WORK INSTRUCTIONS: Put every line of the data below into a numbered list, leaving out any blank lines.

--- Start EXERCISE DATA ---

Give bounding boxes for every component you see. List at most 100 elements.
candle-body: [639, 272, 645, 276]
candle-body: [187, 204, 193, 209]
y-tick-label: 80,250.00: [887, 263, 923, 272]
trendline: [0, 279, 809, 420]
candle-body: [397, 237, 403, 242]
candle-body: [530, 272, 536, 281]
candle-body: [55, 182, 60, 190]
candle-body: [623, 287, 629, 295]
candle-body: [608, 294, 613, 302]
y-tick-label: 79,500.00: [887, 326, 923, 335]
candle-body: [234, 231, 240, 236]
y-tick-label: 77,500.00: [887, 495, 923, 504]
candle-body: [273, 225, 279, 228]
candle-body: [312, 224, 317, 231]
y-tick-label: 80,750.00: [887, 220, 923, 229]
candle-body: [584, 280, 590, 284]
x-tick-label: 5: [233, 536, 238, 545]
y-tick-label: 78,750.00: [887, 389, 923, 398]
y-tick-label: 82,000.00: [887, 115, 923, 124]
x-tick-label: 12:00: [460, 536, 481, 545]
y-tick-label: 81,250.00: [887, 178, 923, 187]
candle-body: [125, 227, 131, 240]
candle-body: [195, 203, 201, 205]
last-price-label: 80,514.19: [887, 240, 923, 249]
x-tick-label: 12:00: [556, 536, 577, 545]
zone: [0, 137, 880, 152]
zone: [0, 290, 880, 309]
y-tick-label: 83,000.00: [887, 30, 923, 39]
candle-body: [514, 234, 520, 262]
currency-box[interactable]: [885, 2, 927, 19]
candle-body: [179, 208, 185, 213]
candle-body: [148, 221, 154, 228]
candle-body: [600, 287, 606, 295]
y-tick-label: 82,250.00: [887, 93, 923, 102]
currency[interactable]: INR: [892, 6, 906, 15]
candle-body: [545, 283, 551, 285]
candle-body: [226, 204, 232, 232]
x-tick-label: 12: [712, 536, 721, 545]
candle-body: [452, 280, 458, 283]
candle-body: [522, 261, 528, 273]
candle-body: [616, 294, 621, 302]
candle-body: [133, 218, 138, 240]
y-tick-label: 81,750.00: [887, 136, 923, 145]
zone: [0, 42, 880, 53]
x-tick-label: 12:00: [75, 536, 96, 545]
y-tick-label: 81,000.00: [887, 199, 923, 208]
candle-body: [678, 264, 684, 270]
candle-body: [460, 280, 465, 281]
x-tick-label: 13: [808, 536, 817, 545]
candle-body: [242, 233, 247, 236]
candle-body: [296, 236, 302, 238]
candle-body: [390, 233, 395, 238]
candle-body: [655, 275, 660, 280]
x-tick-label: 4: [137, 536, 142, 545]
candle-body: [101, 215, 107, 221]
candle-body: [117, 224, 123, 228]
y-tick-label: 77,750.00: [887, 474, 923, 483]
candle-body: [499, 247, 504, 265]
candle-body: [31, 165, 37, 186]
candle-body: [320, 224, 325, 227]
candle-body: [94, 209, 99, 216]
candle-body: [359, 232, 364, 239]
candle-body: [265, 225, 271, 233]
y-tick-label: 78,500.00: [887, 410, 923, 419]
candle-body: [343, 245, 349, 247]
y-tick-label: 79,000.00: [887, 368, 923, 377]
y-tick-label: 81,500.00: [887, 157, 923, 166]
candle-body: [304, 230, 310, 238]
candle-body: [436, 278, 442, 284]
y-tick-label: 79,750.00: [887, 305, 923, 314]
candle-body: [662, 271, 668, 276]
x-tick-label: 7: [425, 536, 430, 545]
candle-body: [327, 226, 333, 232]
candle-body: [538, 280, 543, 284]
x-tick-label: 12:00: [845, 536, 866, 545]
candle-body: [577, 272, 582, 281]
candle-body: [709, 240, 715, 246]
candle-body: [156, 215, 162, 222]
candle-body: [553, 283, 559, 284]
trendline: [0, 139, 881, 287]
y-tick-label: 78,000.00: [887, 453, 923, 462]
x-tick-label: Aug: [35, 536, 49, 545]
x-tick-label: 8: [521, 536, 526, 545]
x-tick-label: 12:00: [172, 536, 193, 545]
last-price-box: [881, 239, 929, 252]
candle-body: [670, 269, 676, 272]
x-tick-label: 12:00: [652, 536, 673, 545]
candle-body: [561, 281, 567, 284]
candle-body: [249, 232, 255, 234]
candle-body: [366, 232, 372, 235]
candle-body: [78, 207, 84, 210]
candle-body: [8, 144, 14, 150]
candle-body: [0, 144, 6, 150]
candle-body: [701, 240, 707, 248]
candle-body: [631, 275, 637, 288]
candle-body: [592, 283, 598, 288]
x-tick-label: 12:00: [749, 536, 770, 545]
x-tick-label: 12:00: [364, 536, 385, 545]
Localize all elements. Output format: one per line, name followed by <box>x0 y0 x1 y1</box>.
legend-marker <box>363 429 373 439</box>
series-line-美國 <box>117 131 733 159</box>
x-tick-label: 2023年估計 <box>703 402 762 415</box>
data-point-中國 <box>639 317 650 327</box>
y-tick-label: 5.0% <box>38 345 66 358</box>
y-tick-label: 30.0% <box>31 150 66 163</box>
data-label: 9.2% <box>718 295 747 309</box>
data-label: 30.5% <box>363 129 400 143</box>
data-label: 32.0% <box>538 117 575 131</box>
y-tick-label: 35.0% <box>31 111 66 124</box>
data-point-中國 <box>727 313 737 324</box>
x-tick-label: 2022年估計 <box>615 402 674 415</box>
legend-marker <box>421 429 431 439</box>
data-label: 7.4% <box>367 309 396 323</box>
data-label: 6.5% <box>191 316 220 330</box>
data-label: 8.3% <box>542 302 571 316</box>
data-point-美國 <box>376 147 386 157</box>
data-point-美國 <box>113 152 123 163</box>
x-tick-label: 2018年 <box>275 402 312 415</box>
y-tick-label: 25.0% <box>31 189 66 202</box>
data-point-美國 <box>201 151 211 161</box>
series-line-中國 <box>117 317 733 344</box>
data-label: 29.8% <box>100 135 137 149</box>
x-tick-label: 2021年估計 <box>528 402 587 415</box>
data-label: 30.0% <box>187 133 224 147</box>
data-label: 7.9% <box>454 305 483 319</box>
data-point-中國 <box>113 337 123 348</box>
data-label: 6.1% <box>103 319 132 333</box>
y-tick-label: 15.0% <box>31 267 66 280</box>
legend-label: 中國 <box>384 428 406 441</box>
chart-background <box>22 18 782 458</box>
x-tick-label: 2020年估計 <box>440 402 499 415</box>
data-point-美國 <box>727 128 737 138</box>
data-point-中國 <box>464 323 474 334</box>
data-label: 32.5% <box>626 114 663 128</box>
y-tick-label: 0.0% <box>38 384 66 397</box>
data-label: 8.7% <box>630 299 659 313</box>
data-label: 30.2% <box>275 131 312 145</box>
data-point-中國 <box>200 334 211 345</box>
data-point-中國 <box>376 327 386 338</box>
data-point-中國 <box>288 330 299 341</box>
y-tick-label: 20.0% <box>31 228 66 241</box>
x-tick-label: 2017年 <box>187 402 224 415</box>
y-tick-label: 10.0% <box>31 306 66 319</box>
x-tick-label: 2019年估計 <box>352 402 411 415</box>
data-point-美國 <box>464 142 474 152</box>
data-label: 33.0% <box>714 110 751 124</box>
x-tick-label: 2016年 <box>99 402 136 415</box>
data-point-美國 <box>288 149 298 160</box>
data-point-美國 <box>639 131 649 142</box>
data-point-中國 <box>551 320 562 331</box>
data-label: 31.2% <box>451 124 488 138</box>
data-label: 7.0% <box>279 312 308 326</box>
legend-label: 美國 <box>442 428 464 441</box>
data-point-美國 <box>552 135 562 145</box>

--- End EXERCISE DATA ---

TASK RESULT:
1. Give bounding boxes for every component you see. List at most 100 elements.
2. candle-body: [639, 272, 645, 276]
3. candle-body: [187, 204, 193, 209]
4. y-tick-label: 80,250.00: [887, 263, 923, 272]
5. trendline: [0, 279, 809, 420]
6. candle-body: [397, 237, 403, 242]
7. candle-body: [530, 272, 536, 281]
8. candle-body: [55, 182, 60, 190]
9. candle-body: [623, 287, 629, 295]
10. candle-body: [608, 294, 613, 302]
11. y-tick-label: 79,500.00: [887, 326, 923, 335]
12. candle-body: [234, 231, 240, 236]
13. y-tick-label: 77,500.00: [887, 495, 923, 504]
14. candle-body: [273, 225, 279, 228]
15. candle-body: [312, 224, 317, 231]
16. y-tick-label: 80,750.00: [887, 220, 923, 229]
17. candle-body: [584, 280, 590, 284]
18. x-tick-label: 5: [233, 536, 238, 545]
19. y-tick-label: 78,750.00: [887, 389, 923, 398]
20. y-tick-label: 82,000.00: [887, 115, 923, 124]
21. x-tick-label: 12:00: [460, 536, 481, 545]
22. y-tick-label: 81,250.00: [887, 178, 923, 187]
23. candle-body: [125, 227, 131, 240]
24. candle-body: [195, 203, 201, 205]
25. last-price-label: 80,514.19: [887, 240, 923, 249]
26. x-tick-label: 12:00: [556, 536, 577, 545]
27. zone: [0, 137, 880, 152]
28. zone: [0, 290, 880, 309]
29. y-tick-label: 83,000.00: [887, 30, 923, 39]
30. candle-body: [514, 234, 520, 262]
31. currency-box[interactable]: [885, 2, 927, 19]
32. candle-body: [179, 208, 185, 213]
33. candle-body: [148, 221, 154, 228]
34. candle-body: [600, 287, 606, 295]
35. y-tick-label: 82,250.00: [887, 93, 923, 102]
36. currency[interactable]: INR: [892, 6, 906, 15]
37. candle-body: [545, 283, 551, 285]
38. candle-body: [226, 204, 232, 232]
39. x-tick-label: 12: [712, 536, 721, 545]
40. candle-body: [452, 280, 458, 283]
41. candle-body: [522, 261, 528, 273]
42. candle-body: [616, 294, 621, 302]
43. candle-body: [133, 218, 138, 240]
44. y-tick-label: 81,750.00: [887, 136, 923, 145]
45. zone: [0, 42, 880, 53]
46. x-tick-label: 12:00: [75, 536, 96, 545]
47. y-tick-label: 81,000.00: [887, 199, 923, 208]
48. candle-body: [678, 264, 684, 270]
49. candle-body: [460, 280, 465, 281]
50. x-tick-label: 13: [808, 536, 817, 545]
51. candle-body: [242, 233, 247, 236]
52. candle-body: [296, 236, 302, 238]
53. candle-body: [390, 233, 395, 238]
54. candle-body: [655, 275, 660, 280]
55. x-tick-label: 4: [137, 536, 142, 545]
56. candle-body: [101, 215, 107, 221]
57. candle-body: [117, 224, 123, 228]
58. y-tick-label: 77,750.00: [887, 474, 923, 483]
59. candle-body: [499, 247, 504, 265]
60. candle-body: [31, 165, 37, 186]
61. candle-body: [320, 224, 325, 227]
62. candle-body: [94, 209, 99, 216]
63. candle-body: [359, 232, 364, 239]
64. candle-body: [265, 225, 271, 233]
65. y-tick-label: 78,500.00: [887, 410, 923, 419]
66. candle-body: [343, 245, 349, 247]
67. y-tick-label: 79,000.00: [887, 368, 923, 377]
68. y-tick-label: 81,500.00: [887, 157, 923, 166]
69. candle-body: [304, 230, 310, 238]
70. candle-body: [436, 278, 442, 284]
71. y-tick-label: 79,750.00: [887, 305, 923, 314]
72. candle-body: [662, 271, 668, 276]
73. x-tick-label: 7: [425, 536, 430, 545]
74. candle-body: [327, 226, 333, 232]
75. candle-body: [538, 280, 543, 284]
76. x-tick-label: 12:00: [845, 536, 866, 545]
77. candle-body: [577, 272, 582, 281]
78. candle-body: [709, 240, 715, 246]
79. candle-body: [156, 215, 162, 222]
80. candle-body: [553, 283, 559, 284]
81. trendline: [0, 139, 881, 287]
82. y-tick-label: 78,000.00: [887, 453, 923, 462]
83. x-tick-label: Aug: [35, 536, 49, 545]
84. x-tick-label: 8: [521, 536, 526, 545]
85. x-tick-label: 12:00: [172, 536, 193, 545]
86. last-price-box: [881, 239, 929, 252]
87. candle-body: [670, 269, 676, 272]
88. x-tick-label: 12:00: [652, 536, 673, 545]
89. candle-body: [561, 281, 567, 284]
90. candle-body: [249, 232, 255, 234]
91. candle-body: [366, 232, 372, 235]
92. candle-body: [78, 207, 84, 210]
93. candle-body: [8, 144, 14, 150]
94. candle-body: [0, 144, 6, 150]
95. candle-body: [701, 240, 707, 248]
96. candle-body: [631, 275, 637, 288]
97. candle-body: [592, 283, 598, 288]
98. x-tick-label: 12:00: [749, 536, 770, 545]
99. x-tick-label: 12:00: [364, 536, 385, 545]
100. Localize all elements. Output format: one per line, name followed by <box>x0 y0 x1 y1</box>.
101. legend-marker <box>363 429 373 439</box>
102. series-line-美國 <box>117 131 733 159</box>
103. x-tick-label: 2023年估計 <box>703 402 762 415</box>
104. data-point-中國 <box>639 317 650 327</box>
105. y-tick-label: 5.0% <box>38 345 66 358</box>
106. y-tick-label: 30.0% <box>31 150 66 163</box>
107. data-label: 9.2% <box>718 295 747 309</box>
108. data-label: 30.5% <box>363 129 400 143</box>
109. data-label: 32.0% <box>538 117 575 131</box>
110. y-tick-label: 35.0% <box>31 111 66 124</box>
111. data-point-中國 <box>727 313 737 324</box>
112. x-tick-label: 2022年估計 <box>615 402 674 415</box>
113. legend-marker <box>421 429 431 439</box>
114. data-label: 7.4% <box>367 309 396 323</box>
115. data-label: 6.5% <box>191 316 220 330</box>
116. data-label: 8.3% <box>542 302 571 316</box>
117. data-point-美國 <box>376 147 386 157</box>
118. data-point-美國 <box>113 152 123 163</box>
119. x-tick-label: 2018年 <box>275 402 312 415</box>
120. y-tick-label: 25.0% <box>31 189 66 202</box>
121. data-point-美國 <box>201 151 211 161</box>
122. series-line-中國 <box>117 317 733 344</box>
123. data-label: 29.8% <box>100 135 137 149</box>
124. x-tick-label: 2021年估計 <box>528 402 587 415</box>
125. data-label: 30.0% <box>187 133 224 147</box>
126. data-label: 7.9% <box>454 305 483 319</box>
127. data-point-中國 <box>113 337 123 348</box>
128. data-label: 6.1% <box>103 319 132 333</box>
129. y-tick-label: 15.0% <box>31 267 66 280</box>
130. legend-label: 中國 <box>384 428 406 441</box>
131. chart-background <box>22 18 782 458</box>
132. x-tick-label: 2020年估計 <box>440 402 499 415</box>
133. data-point-美國 <box>727 128 737 138</box>
134. data-point-中國 <box>464 323 474 334</box>
135. data-label: 32.5% <box>626 114 663 128</box>
136. y-tick-label: 0.0% <box>38 384 66 397</box>
137. data-label: 8.7% <box>630 299 659 313</box>
138. data-label: 30.2% <box>275 131 312 145</box>
139. data-point-中國 <box>200 334 211 345</box>
140. data-point-中國 <box>376 327 386 338</box>
141. data-point-中國 <box>288 330 299 341</box>
142. y-tick-label: 20.0% <box>31 228 66 241</box>
143. x-tick-label: 2017年 <box>187 402 224 415</box>
144. y-tick-label: 10.0% <box>31 306 66 319</box>
145. x-tick-label: 2019年估計 <box>352 402 411 415</box>
146. data-point-美國 <box>464 142 474 152</box>
147. data-label: 33.0% <box>714 110 751 124</box>
148. x-tick-label: 2016年 <box>99 402 136 415</box>
149. data-point-美國 <box>288 149 298 160</box>
150. data-point-美國 <box>639 131 649 142</box>
151. data-point-中國 <box>551 320 562 331</box>
152. data-label: 31.2% <box>451 124 488 138</box>
153. data-label: 7.0% <box>279 312 308 326</box>
154. legend-label: 美國 <box>442 428 464 441</box>
155. data-point-美國 <box>552 135 562 145</box>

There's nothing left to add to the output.